Work to complete:
Reproduce the full listing that appears beneath this instruction exactly.

Rows from a figure dataset:
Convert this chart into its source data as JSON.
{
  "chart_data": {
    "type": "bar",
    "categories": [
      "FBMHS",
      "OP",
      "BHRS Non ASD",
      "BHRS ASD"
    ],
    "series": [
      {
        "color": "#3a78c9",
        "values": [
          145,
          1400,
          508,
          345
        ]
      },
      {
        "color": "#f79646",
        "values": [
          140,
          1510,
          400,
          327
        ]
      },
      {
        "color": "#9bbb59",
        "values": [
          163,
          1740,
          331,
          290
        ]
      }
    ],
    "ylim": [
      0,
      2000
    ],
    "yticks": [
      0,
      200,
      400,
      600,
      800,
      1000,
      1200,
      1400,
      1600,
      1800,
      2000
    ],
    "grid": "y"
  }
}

Solution:
Convert this chart into its source data as JSON.
{
  "chart_data": {
    "type": "bar",
    "categories": [
      "FBMHS",
      "OP",
      "BHRS Non ASD",
      "BHRS ASD"
    ],
    "series": [
      {
        "color": "#3a78c9",
        "values": [
          145,
          1400,
          508,
          345
        ]
      },
      {
        "color": "#f79646",
        "values": [
          140,
          1510,
          400,
          327
        ]
      },
      {
        "color": "#9bbb59",
        "values": [
          163,
          1740,
          331,
          290
        ]
      }
    ],
    "ylim": [
      0,
      2000
    ],
    "yticks": [
      0,
      200,
      400,
      600,
      800,
      1000,
      1200,
      1400,
      1600,
      1800,
      2000
    ],
    "grid": "y"
  }
}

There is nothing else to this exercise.